Material for this exercise ::

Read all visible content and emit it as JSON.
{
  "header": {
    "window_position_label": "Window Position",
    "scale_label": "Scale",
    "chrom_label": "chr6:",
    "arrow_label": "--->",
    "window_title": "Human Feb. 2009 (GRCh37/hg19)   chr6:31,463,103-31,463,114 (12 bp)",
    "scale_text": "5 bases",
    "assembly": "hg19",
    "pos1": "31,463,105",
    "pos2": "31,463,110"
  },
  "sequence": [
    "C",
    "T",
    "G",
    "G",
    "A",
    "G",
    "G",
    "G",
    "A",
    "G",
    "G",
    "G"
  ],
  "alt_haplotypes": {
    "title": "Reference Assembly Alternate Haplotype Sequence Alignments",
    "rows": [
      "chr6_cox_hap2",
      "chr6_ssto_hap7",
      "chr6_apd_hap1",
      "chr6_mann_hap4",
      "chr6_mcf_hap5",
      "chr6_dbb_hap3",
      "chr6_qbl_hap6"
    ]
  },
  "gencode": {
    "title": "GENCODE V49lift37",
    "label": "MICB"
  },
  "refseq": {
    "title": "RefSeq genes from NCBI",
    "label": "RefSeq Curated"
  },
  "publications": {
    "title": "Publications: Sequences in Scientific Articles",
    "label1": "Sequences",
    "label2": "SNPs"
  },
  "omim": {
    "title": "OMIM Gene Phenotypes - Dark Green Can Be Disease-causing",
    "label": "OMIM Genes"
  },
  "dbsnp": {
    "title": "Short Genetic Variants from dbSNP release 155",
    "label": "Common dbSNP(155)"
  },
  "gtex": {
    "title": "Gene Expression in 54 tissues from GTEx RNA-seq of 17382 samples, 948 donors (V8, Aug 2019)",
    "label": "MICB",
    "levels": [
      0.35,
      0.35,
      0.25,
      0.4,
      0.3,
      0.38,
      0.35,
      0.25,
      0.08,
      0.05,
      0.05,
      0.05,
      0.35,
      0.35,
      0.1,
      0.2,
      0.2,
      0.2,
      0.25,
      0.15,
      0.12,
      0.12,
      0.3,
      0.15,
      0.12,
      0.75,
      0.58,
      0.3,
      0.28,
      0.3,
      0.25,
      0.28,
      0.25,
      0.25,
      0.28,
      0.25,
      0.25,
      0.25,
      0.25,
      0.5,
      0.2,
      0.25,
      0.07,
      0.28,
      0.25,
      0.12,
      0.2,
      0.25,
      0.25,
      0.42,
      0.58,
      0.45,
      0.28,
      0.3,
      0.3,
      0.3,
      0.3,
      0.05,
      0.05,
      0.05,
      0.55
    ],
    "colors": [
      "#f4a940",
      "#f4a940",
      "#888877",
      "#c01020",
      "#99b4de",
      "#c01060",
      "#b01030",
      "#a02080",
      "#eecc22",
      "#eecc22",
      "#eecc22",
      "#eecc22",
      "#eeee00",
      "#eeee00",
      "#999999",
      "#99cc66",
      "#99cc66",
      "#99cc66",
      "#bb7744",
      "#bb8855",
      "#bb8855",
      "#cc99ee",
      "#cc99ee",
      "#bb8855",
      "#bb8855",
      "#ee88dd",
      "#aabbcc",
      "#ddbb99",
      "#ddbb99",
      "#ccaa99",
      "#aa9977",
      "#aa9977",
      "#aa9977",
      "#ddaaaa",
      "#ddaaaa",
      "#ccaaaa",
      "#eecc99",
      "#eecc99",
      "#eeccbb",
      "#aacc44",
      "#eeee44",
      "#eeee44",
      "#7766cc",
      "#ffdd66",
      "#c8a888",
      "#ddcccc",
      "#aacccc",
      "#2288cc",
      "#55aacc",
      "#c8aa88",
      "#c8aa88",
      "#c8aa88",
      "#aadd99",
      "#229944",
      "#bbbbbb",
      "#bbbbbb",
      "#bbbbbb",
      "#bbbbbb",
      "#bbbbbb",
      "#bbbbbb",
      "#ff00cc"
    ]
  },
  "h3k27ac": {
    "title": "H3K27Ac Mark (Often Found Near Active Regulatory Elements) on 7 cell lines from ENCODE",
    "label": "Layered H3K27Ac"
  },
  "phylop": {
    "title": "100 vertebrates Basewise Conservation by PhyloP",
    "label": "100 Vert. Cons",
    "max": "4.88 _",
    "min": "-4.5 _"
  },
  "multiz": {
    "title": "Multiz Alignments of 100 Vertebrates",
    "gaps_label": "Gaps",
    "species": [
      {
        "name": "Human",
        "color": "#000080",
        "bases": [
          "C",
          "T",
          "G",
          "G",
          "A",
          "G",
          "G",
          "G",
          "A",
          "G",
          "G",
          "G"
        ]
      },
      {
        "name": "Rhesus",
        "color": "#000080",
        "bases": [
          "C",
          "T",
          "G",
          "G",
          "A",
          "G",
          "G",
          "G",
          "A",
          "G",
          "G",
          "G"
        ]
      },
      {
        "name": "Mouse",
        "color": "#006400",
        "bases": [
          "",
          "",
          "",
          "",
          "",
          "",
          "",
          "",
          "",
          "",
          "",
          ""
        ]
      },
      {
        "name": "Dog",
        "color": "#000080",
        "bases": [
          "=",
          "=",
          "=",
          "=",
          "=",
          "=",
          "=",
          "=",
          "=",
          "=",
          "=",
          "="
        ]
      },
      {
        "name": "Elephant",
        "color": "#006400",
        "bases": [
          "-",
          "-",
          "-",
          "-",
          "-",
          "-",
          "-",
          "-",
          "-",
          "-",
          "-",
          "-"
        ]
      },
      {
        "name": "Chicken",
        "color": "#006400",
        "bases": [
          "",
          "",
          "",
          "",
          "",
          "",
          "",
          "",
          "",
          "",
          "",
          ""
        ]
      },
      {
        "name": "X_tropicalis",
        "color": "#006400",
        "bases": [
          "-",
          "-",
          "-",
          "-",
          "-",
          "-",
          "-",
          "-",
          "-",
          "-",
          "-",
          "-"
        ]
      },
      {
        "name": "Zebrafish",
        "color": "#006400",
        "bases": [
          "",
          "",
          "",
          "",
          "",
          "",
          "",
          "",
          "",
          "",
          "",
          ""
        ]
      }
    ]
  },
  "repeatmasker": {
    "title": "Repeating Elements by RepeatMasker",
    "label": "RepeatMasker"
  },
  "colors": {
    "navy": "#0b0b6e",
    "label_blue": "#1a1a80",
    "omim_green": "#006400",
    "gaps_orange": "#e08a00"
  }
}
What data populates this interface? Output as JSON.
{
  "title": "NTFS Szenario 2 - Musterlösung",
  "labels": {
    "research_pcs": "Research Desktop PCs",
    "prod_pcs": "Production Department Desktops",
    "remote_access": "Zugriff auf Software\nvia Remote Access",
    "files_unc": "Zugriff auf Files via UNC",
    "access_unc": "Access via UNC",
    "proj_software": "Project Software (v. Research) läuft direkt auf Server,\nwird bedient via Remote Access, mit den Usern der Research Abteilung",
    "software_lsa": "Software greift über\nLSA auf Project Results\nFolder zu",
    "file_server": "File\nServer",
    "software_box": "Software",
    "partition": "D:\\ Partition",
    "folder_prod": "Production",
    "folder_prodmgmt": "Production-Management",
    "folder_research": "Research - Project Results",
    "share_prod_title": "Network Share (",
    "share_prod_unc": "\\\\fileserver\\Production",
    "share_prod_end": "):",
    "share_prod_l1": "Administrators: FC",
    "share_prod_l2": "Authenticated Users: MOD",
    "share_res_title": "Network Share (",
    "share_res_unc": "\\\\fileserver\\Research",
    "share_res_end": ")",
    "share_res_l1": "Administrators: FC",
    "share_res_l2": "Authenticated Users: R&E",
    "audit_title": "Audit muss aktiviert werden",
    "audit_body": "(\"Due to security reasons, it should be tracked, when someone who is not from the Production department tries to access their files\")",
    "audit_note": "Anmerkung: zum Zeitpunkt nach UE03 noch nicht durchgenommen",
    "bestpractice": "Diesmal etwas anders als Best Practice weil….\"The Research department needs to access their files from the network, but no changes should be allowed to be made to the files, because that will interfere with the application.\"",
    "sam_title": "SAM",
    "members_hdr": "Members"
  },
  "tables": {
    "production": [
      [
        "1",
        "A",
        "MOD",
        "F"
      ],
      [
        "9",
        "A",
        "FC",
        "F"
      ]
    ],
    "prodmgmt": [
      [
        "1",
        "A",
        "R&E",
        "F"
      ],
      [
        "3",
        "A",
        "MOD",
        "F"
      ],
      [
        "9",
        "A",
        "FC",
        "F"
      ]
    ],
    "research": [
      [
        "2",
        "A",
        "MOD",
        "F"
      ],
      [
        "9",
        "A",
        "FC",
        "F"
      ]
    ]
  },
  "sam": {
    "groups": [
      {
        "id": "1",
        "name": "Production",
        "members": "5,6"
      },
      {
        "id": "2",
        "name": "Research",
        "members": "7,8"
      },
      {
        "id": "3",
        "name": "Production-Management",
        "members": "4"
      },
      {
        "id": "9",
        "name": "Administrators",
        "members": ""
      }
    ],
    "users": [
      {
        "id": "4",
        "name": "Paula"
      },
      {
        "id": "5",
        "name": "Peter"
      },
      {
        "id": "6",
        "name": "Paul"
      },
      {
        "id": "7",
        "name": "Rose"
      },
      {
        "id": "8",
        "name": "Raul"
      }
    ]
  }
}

Task prompt :: Only lines with the word "Human" count here; copy every one from the records.

Exercise answer ::
    "window_title": "Human Feb. 2009 (GRCh37/hg19)   chr6:31,463,103-31,463,114 (12 bp)",
        "name": "Human",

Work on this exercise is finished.